**DO THIS:**
Would you set down every entry shown below, precisely as written?
--- --- ---
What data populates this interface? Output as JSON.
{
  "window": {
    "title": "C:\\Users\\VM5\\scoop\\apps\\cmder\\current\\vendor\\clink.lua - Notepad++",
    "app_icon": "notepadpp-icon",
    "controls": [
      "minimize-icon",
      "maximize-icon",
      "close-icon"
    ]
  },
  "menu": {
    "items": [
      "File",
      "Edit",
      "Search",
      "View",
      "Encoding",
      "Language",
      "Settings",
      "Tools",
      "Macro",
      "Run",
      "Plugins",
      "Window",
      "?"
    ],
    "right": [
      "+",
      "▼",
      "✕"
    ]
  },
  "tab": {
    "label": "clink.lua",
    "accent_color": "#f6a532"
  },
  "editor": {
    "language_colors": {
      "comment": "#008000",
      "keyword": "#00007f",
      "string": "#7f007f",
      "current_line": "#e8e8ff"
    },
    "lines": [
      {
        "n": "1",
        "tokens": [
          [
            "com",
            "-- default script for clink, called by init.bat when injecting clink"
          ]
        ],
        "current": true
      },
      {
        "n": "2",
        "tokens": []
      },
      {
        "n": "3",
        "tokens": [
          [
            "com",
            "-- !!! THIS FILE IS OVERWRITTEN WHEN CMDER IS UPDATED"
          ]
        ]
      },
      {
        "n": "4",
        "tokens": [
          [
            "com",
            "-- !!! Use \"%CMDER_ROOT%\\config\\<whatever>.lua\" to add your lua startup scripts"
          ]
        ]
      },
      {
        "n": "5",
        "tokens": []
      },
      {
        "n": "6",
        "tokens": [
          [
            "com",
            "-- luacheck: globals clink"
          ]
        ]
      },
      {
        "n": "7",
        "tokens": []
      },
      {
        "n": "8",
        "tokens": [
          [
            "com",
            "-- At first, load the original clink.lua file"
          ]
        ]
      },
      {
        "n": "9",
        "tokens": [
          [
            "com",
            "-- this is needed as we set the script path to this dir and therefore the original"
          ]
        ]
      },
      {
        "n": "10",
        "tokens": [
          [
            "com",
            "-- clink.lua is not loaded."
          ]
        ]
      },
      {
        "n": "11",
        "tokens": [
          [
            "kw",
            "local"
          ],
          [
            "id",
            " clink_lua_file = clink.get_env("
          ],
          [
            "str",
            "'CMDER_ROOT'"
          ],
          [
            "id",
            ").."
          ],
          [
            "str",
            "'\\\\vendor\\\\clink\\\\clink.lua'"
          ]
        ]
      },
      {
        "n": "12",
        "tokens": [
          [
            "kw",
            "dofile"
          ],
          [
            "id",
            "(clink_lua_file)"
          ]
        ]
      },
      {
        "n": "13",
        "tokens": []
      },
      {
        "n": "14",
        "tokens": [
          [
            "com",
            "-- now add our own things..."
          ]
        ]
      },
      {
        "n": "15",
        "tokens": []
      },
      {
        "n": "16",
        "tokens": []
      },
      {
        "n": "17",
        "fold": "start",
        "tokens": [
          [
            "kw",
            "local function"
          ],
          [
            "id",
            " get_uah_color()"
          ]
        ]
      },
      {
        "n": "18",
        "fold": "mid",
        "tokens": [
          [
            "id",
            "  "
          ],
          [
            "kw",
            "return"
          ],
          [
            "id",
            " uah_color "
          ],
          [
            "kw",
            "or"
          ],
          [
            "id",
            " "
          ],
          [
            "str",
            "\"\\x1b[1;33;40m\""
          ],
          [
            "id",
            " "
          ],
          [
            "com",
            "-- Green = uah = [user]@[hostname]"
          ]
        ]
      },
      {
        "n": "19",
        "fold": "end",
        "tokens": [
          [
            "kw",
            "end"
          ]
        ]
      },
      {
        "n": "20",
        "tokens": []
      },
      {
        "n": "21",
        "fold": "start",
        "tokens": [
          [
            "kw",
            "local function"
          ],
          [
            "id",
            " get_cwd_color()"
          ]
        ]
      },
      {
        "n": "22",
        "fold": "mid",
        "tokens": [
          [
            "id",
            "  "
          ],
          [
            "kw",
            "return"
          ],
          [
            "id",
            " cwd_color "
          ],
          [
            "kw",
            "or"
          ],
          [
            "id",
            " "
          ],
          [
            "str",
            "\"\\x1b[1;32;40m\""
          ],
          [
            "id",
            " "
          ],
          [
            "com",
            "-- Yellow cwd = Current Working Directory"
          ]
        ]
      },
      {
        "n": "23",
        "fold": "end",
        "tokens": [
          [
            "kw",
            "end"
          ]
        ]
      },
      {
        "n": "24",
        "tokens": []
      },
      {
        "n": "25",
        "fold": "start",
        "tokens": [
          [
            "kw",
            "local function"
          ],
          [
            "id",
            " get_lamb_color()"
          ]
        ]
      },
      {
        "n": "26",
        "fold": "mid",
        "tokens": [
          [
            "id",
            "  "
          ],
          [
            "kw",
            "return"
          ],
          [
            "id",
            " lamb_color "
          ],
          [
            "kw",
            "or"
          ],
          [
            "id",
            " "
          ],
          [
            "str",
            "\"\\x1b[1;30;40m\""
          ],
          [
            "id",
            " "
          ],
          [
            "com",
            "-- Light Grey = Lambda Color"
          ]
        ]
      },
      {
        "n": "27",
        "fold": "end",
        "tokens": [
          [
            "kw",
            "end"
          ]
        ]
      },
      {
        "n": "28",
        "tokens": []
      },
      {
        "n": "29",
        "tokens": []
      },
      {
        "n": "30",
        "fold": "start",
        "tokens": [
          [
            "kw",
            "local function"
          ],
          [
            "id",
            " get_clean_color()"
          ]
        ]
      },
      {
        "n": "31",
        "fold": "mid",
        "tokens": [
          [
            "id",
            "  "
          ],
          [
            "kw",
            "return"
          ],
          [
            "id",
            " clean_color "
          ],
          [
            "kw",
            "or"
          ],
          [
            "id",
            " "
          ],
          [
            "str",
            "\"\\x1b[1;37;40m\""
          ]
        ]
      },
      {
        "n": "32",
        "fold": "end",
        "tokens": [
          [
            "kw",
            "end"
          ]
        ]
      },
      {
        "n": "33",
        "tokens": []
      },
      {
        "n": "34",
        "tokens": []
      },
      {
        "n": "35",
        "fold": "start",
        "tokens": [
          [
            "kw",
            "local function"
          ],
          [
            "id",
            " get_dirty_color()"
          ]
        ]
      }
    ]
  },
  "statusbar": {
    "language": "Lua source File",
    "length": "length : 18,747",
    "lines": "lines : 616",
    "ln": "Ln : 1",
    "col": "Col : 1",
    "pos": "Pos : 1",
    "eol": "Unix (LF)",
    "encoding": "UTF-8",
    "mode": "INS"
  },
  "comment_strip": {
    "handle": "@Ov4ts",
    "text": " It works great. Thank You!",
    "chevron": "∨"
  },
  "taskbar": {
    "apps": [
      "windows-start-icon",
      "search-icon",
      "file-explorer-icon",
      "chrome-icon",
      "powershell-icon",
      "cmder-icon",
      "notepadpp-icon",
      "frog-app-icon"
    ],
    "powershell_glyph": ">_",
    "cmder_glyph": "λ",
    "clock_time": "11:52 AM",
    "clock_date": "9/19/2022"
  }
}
--- --- ---
**RESPONSE TO THE EXERCISE:**
What data populates this interface? Output as JSON.
{
  "window": {
    "title": "C:\\Users\\VM5\\scoop\\apps\\cmder\\current\\vendor\\clink.lua - Notepad++",
    "app_icon": "notepadpp-icon",
    "controls": [
      "minimize-icon",
      "maximize-icon",
      "close-icon"
    ]
  },
  "menu": {
    "items": [
      "File",
      "Edit",
      "Search",
      "View",
      "Encoding",
      "Language",
      "Settings",
      "Tools",
      "Macro",
      "Run",
      "Plugins",
      "Window",
      "?"
    ],
    "right": [
      "+",
      "▼",
      "✕"
    ]
  },
  "tab": {
    "label": "clink.lua",
    "accent_color": "#f6a532"
  },
  "editor": {
    "language_colors": {
      "comment": "#008000",
      "keyword": "#00007f",
      "string": "#7f007f",
      "current_line": "#e8e8ff"
    },
    "lines": [
      {
        "n": "1",
        "tokens": [
          [
            "com",
            "-- default script for clink, called by init.bat when injecting clink"
          ]
        ],
        "current": true
      },
      {
        "n": "2",
        "tokens": []
      },
      {
        "n": "3",
        "tokens": [
          [
            "com",
            "-- !!! THIS FILE IS OVERWRITTEN WHEN CMDER IS UPDATED"
          ]
        ]
      },
      {
        "n": "4",
        "tokens": [
          [
            "com",
            "-- !!! Use \"%CMDER_ROOT%\\config\\<whatever>.lua\" to add your lua startup scripts"
          ]
        ]
      },
      {
        "n": "5",
        "tokens": []
      },
      {
        "n": "6",
        "tokens": [
          [
            "com",
            "-- luacheck: globals clink"
          ]
        ]
      },
      {
        "n": "7",
        "tokens": []
      },
      {
        "n": "8",
        "tokens": [
          [
            "com",
            "-- At first, load the original clink.lua file"
          ]
        ]
      },
      {
        "n": "9",
        "tokens": [
          [
            "com",
            "-- this is needed as we set the script path to this dir and therefore the original"
          ]
        ]
      },
      {
        "n": "10",
        "tokens": [
          [
            "com",
            "-- clink.lua is not loaded."
          ]
        ]
      },
      {
        "n": "11",
        "tokens": [
          [
            "kw",
            "local"
          ],
          [
            "id",
            " clink_lua_file = clink.get_env("
          ],
          [
            "str",
            "'CMDER_ROOT'"
          ],
          [
            "id",
            ").."
          ],
          [
            "str",
            "'\\\\vendor\\\\clink\\\\clink.lua'"
          ]
        ]
      },
      {
        "n": "12",
        "tokens": [
          [
            "kw",
            "dofile"
          ],
          [
            "id",
            "(clink_lua_file)"
          ]
        ]
      },
      {
        "n": "13",
        "tokens": []
      },
      {
        "n": "14",
        "tokens": [
          [
            "com",
            "-- now add our own things..."
          ]
        ]
      },
      {
        "n": "15",
        "tokens": []
      },
      {
        "n": "16",
        "tokens": []
      },
      {
        "n": "17",
        "fold": "start",
        "tokens": [
          [
            "kw",
            "local function"
          ],
          [
            "id",
            " get_uah_color()"
          ]
        ]
      },
      {
        "n": "18",
        "fold": "mid",
        "tokens": [
          [
            "id",
            "  "
          ],
          [
            "kw",
            "return"
          ],
          [
            "id",
            " uah_color "
          ],
          [
            "kw",
            "or"
          ],
          [
            "id",
            " "
          ],
          [
            "str",
            "\"\\x1b[1;33;40m\""
          ],
          [
            "id",
            " "
          ],
          [
            "com",
            "-- Green = uah = [user]@[hostname]"
          ]
        ]
      },
      {
        "n": "19",
        "fold": "end",
        "tokens": [
          [
            "kw",
            "end"
          ]
        ]
      },
      {
        "n": "20",
        "tokens": []
      },
      {
        "n": "21",
        "fold": "start",
        "tokens": [
          [
            "kw",
            "local function"
          ],
          [
            "id",
            " get_cwd_color()"
          ]
        ]
      },
      {
        "n": "22",
        "fold": "mid",
        "tokens": [
          [
            "id",
            "  "
          ],
          [
            "kw",
            "return"
          ],
          [
            "id",
            " cwd_color "
          ],
          [
            "kw",
            "or"
          ],
          [
            "id",
            " "
          ],
          [
            "str",
            "\"\\x1b[1;32;40m\""
          ],
          [
            "id",
            " "
          ],
          [
            "com",
            "-- Yellow cwd = Current Working Directory"
          ]
        ]
      },
      {
        "n": "23",
        "fold": "end",
        "tokens": [
          [
            "kw",
            "end"
          ]
        ]
      },
      {
        "n": "24",
        "tokens": []
      },
      {
        "n": "25",
        "fold": "start",
        "tokens": [
          [
            "kw",
            "local function"
          ],
          [
            "id",
            " get_lamb_color()"
          ]
        ]
      },
      {
        "n": "26",
        "fold": "mid",
        "tokens": [
          [
            "id",
            "  "
          ],
          [
            "kw",
            "return"
          ],
          [
            "id",
            " lamb_color "
          ],
          [
            "kw",
            "or"
          ],
          [
            "id",
            " "
          ],
          [
            "str",
            "\"\\x1b[1;30;40m\""
          ],
          [
            "id",
            " "
          ],
          [
            "com",
            "-- Light Grey = Lambda Color"
          ]
        ]
      },
      {
        "n": "27",
        "fold": "end",
        "tokens": [
          [
            "kw",
            "end"
          ]
        ]
      },
      {
        "n": "28",
        "tokens": []
      },
      {
        "n": "29",
        "tokens": []
      },
      {
        "n": "30",
        "fold": "start",
        "tokens": [
          [
            "kw",
            "local function"
          ],
          [
            "id",
            " get_clean_color()"
          ]
        ]
      },
      {
        "n": "31",
        "fold": "mid",
        "tokens": [
          [
            "id",
            "  "
          ],
          [
            "kw",
            "return"
          ],
          [
            "id",
            " clean_color "
          ],
          [
            "kw",
            "or"
          ],
          [
            "id",
            " "
          ],
          [
            "str",
            "\"\\x1b[1;37;40m\""
          ]
        ]
      },
      {
        "n": "32",
        "fold": "end",
        "tokens": [
          [
            "kw",
            "end"
          ]
        ]
      },
      {
        "n": "33",
        "tokens": []
      },
      {
        "n": "34",
        "tokens": []
      },
      {
        "n": "35",
        "fold": "start",
        "tokens": [
          [
            "kw",
            "local function"
          ],
          [
            "id",
            " get_dirty_color()"
          ]
        ]
      }
    ]
  },
  "statusbar": {
    "language": "Lua source File",
    "length": "length : 18,747",
    "lines": "lines : 616",
    "ln": "Ln : 1",
    "col": "Col : 1",
    "pos": "Pos : 1",
    "eol": "Unix (LF)",
    "encoding": "UTF-8",
    "mode": "INS"
  },
  "comment_strip": {
    "handle": "@Ov4ts",
    "text": " It works great. Thank You!",
    "chevron": "∨"
  },
  "taskbar": {
    "apps": [
      "windows-start-icon",
      "search-icon",
      "file-explorer-icon",
      "chrome-icon",
      "powershell-icon",
      "cmder-icon",
      "notepadpp-icon",
      "frog-app-icon"
    ],
    "powershell_glyph": ">_",
    "cmder_glyph": "λ",
    "clock_time": "11:52 AM",
    "clock_date": "9/19/2022"
  }
}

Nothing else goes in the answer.